WORK TO BE COMPLETED: Lines containing the string "CORRELATION" are to be collected in full.

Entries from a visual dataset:
'''

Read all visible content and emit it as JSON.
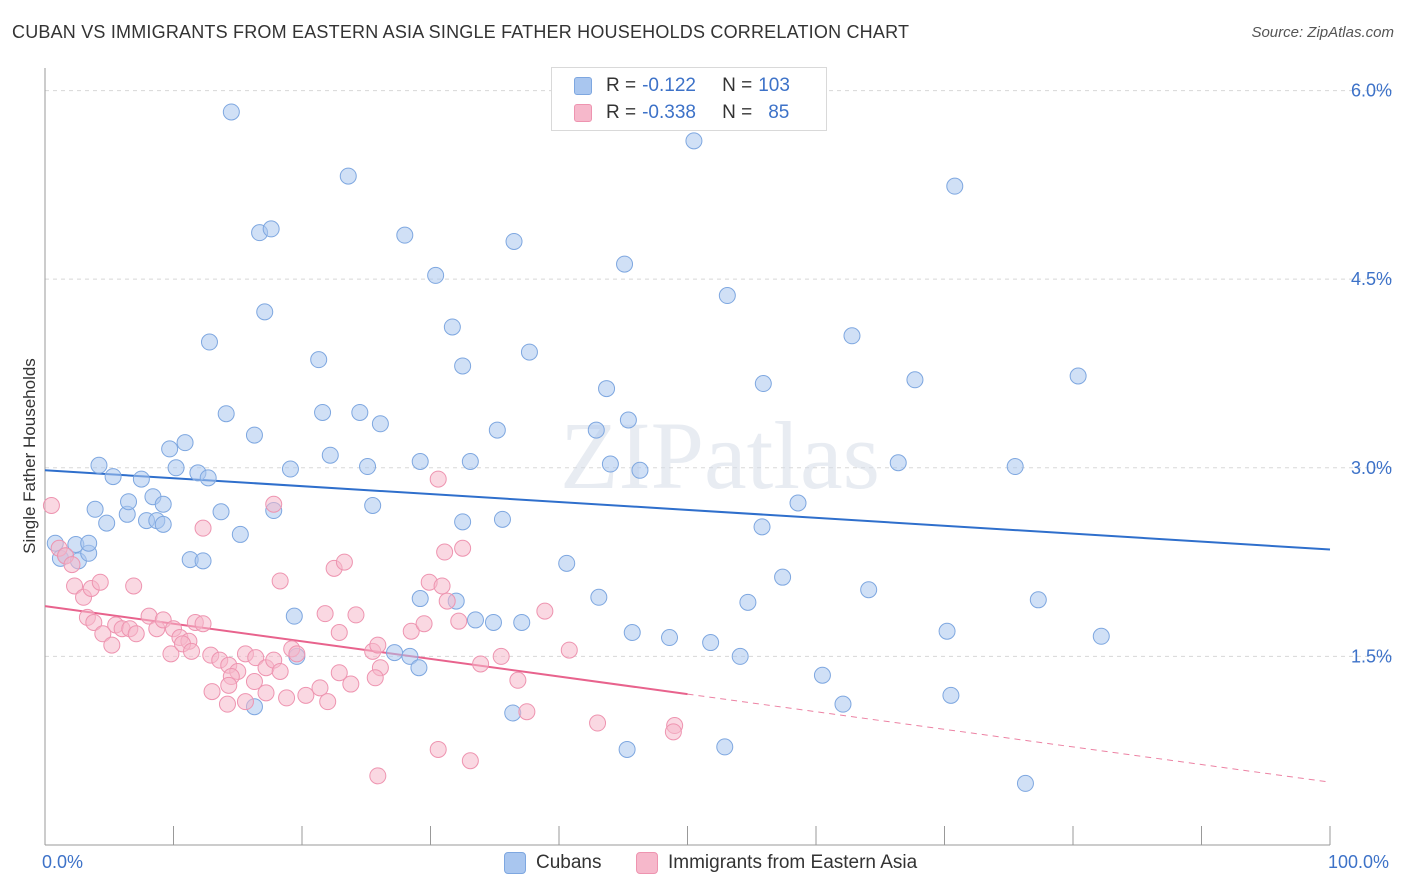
{
  "title": "CUBAN VS IMMIGRANTS FROM EASTERN ASIA SINGLE FATHER HOUSEHOLDS CORRELATION CHART",
  "source": "Source: ZipAtlas.com",
  "watermark": "ZIPatlas",
  "legend_top": {
    "rows": [
      {
        "r_label": "R = ",
        "r_value": "-0.122",
        "n_label": "N = ",
        "n_value": "103"
      },
      {
        "r_label": "R = ",
        "r_value": "-0.338",
        "n_label": "N = ",
        "n_value": "85"
      }
    ]
  },
  "colors": {
    "cubans_fill": "#a9c6ef",
    "cubans_stroke": "#7ea7e0",
    "cubans_line": "#2f6fcc",
    "eastasia_fill": "#f6b8cb",
    "eastasia_stroke": "#ee94b0",
    "eastasia_line": "#e8638d",
    "tick_text": "#3d72c8",
    "grid": "#d8d8d8"
  },
  "chart_data": {
    "type": "scatter",
    "title": "CUBAN VS IMMIGRANTS FROM EASTERN ASIA SINGLE FATHER HOUSEHOLDS CORRELATION CHART",
    "xlabel": "",
    "ylabel": "Single Father Households",
    "xlim": [
      0,
      100
    ],
    "ylim": [
      0,
      6.1
    ],
    "x_tick_labels": [
      "0.0%",
      "100.0%"
    ],
    "y_ticks": [
      1.5,
      3.0,
      4.5,
      6.0
    ],
    "y_tick_labels": [
      "1.5%",
      "3.0%",
      "4.5%",
      "6.0%"
    ],
    "grid": true,
    "legend_placement": "bottom",
    "series": [
      {
        "name": "Cubans",
        "trend": {
          "x0": 0,
          "y0": 2.98,
          "x1": 100,
          "y1": 2.35
        },
        "points": [
          [
            14.5,
            5.83
          ],
          [
            50.5,
            5.6
          ],
          [
            23.6,
            5.32
          ],
          [
            70.8,
            5.24
          ],
          [
            16.7,
            4.87
          ],
          [
            17.6,
            4.9
          ],
          [
            28,
            4.85
          ],
          [
            36.5,
            4.8
          ],
          [
            45.1,
            4.62
          ],
          [
            30.4,
            4.53
          ],
          [
            53.1,
            4.37
          ],
          [
            17.1,
            4.24
          ],
          [
            31.7,
            4.12
          ],
          [
            12.8,
            4.0
          ],
          [
            62.8,
            4.05
          ],
          [
            21.3,
            3.86
          ],
          [
            37.7,
            3.92
          ],
          [
            32.5,
            3.81
          ],
          [
            55.9,
            3.67
          ],
          [
            67.7,
            3.7
          ],
          [
            80.4,
            3.73
          ],
          [
            43.7,
            3.63
          ],
          [
            14.1,
            3.43
          ],
          [
            21.6,
            3.44
          ],
          [
            24.5,
            3.44
          ],
          [
            26.1,
            3.35
          ],
          [
            35.2,
            3.3
          ],
          [
            42.9,
            3.3
          ],
          [
            45.4,
            3.38
          ],
          [
            10.9,
            3.2
          ],
          [
            9.7,
            3.15
          ],
          [
            16.3,
            3.26
          ],
          [
            22.2,
            3.1
          ],
          [
            29.2,
            3.05
          ],
          [
            33.1,
            3.05
          ],
          [
            44,
            3.03
          ],
          [
            46.3,
            2.98
          ],
          [
            66.4,
            3.04
          ],
          [
            75.5,
            3.01
          ],
          [
            4.2,
            3.02
          ],
          [
            5.3,
            2.93
          ],
          [
            7.5,
            2.91
          ],
          [
            10.2,
            3.0
          ],
          [
            11.9,
            2.96
          ],
          [
            12.7,
            2.92
          ],
          [
            19.1,
            2.99
          ],
          [
            25.1,
            3.01
          ],
          [
            32.5,
            2.57
          ],
          [
            3.9,
            2.67
          ],
          [
            6.4,
            2.63
          ],
          [
            6.5,
            2.73
          ],
          [
            8.4,
            2.77
          ],
          [
            9.2,
            2.71
          ],
          [
            13.7,
            2.65
          ],
          [
            17.8,
            2.66
          ],
          [
            25.5,
            2.7
          ],
          [
            35.6,
            2.59
          ],
          [
            58.6,
            2.72
          ],
          [
            4.8,
            2.56
          ],
          [
            7.9,
            2.58
          ],
          [
            8.7,
            2.58
          ],
          [
            9.2,
            2.55
          ],
          [
            15.2,
            2.47
          ],
          [
            55.8,
            2.53
          ],
          [
            0.8,
            2.4
          ],
          [
            1.2,
            2.28
          ],
          [
            1.6,
            2.3
          ],
          [
            2.4,
            2.39
          ],
          [
            2.6,
            2.26
          ],
          [
            3.4,
            2.32
          ],
          [
            3.4,
            2.4
          ],
          [
            11.3,
            2.27
          ],
          [
            12.3,
            2.26
          ],
          [
            40.6,
            2.24
          ],
          [
            57.4,
            2.13
          ],
          [
            64.1,
            2.03
          ],
          [
            19.4,
            1.82
          ],
          [
            29.2,
            1.96
          ],
          [
            32,
            1.94
          ],
          [
            33.5,
            1.79
          ],
          [
            34.9,
            1.77
          ],
          [
            37.1,
            1.77
          ],
          [
            43.1,
            1.97
          ],
          [
            54.7,
            1.93
          ],
          [
            77.3,
            1.95
          ],
          [
            45.7,
            1.69
          ],
          [
            48.6,
            1.65
          ],
          [
            51.8,
            1.61
          ],
          [
            70.2,
            1.7
          ],
          [
            82.2,
            1.66
          ],
          [
            54.1,
            1.5
          ],
          [
            19.6,
            1.5
          ],
          [
            27.2,
            1.53
          ],
          [
            28.4,
            1.5
          ],
          [
            29.1,
            1.41
          ],
          [
            60.5,
            1.35
          ],
          [
            70.5,
            1.19
          ],
          [
            36.4,
            1.05
          ],
          [
            62.1,
            1.12
          ],
          [
            16.3,
            1.1
          ],
          [
            52.9,
            0.78
          ],
          [
            45.3,
            0.76
          ],
          [
            76.3,
            0.49
          ]
        ]
      },
      {
        "name": "Immigrants from Eastern Asia",
        "trend": {
          "x0": 0,
          "y0": 1.9,
          "x1": 50,
          "y1": 1.2,
          "dash_x1": 100,
          "dash_y1": 0.5
        },
        "points": [
          [
            0.5,
            2.7
          ],
          [
            1.1,
            2.36
          ],
          [
            1.6,
            2.3
          ],
          [
            2.1,
            2.23
          ],
          [
            2.3,
            2.06
          ],
          [
            3,
            1.97
          ],
          [
            3.6,
            2.04
          ],
          [
            4.3,
            2.09
          ],
          [
            5.5,
            1.75
          ],
          [
            6.9,
            2.06
          ],
          [
            3.3,
            1.81
          ],
          [
            3.8,
            1.77
          ],
          [
            4.5,
            1.68
          ],
          [
            5.2,
            1.59
          ],
          [
            6,
            1.72
          ],
          [
            6.6,
            1.72
          ],
          [
            7.1,
            1.68
          ],
          [
            8.1,
            1.82
          ],
          [
            8.7,
            1.72
          ],
          [
            9.2,
            1.79
          ],
          [
            10,
            1.72
          ],
          [
            10.5,
            1.65
          ],
          [
            11.2,
            1.62
          ],
          [
            11.7,
            1.77
          ],
          [
            12.3,
            1.76
          ],
          [
            9.8,
            1.52
          ],
          [
            10.7,
            1.6
          ],
          [
            11.4,
            1.54
          ],
          [
            12.9,
            1.51
          ],
          [
            13.6,
            1.47
          ],
          [
            14.3,
            1.43
          ],
          [
            15,
            1.38
          ],
          [
            15.6,
            1.52
          ],
          [
            16.4,
            1.49
          ],
          [
            17.2,
            1.41
          ],
          [
            17.8,
            1.47
          ],
          [
            18.3,
            1.38
          ],
          [
            19.2,
            1.56
          ],
          [
            19.6,
            1.52
          ],
          [
            14.5,
            1.34
          ],
          [
            14.3,
            1.27
          ],
          [
            13,
            1.22
          ],
          [
            14.2,
            1.12
          ],
          [
            15.6,
            1.14
          ],
          [
            16.3,
            1.3
          ],
          [
            17.2,
            1.21
          ],
          [
            18.8,
            1.17
          ],
          [
            20.3,
            1.19
          ],
          [
            21.4,
            1.25
          ],
          [
            22,
            1.14
          ],
          [
            12.3,
            2.52
          ],
          [
            17.8,
            2.71
          ],
          [
            18.3,
            2.1
          ],
          [
            22.5,
            2.2
          ],
          [
            23.3,
            2.25
          ],
          [
            24.2,
            1.83
          ],
          [
            21.8,
            1.84
          ],
          [
            22.9,
            1.69
          ],
          [
            25.5,
            1.54
          ],
          [
            25.9,
            1.59
          ],
          [
            26.1,
            1.41
          ],
          [
            25.7,
            1.33
          ],
          [
            22.9,
            1.37
          ],
          [
            23.8,
            1.28
          ],
          [
            30.6,
            2.91
          ],
          [
            31.1,
            2.33
          ],
          [
            32.5,
            2.36
          ],
          [
            31.3,
            1.94
          ],
          [
            29.9,
            2.09
          ],
          [
            30.9,
            2.06
          ],
          [
            28.5,
            1.7
          ],
          [
            29.5,
            1.76
          ],
          [
            32.2,
            1.78
          ],
          [
            35.5,
            1.5
          ],
          [
            33.9,
            1.44
          ],
          [
            36.8,
            1.31
          ],
          [
            38.9,
            1.86
          ],
          [
            40.8,
            1.55
          ],
          [
            37.5,
            1.06
          ],
          [
            43,
            0.97
          ],
          [
            49,
            0.95
          ],
          [
            48.9,
            0.9
          ],
          [
            30.6,
            0.76
          ],
          [
            33.1,
            0.67
          ],
          [
            25.9,
            0.55
          ]
        ]
      }
    ]
  },
  "bottom_legend": [
    {
      "label": "Cubans"
    },
    {
      "label": "Immigrants from Eastern Asia"
    }
  ]
}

'''

FULL RESPONSE:
  "title": "CUBAN VS IMMIGRANTS FROM EASTERN ASIA SINGLE FATHER HOUSEHOLDS CORRELATION CHART",
    "title": "CUBAN VS IMMIGRANTS FROM EASTERN ASIA SINGLE FATHER HOUSEHOLDS CORRELATION CHART",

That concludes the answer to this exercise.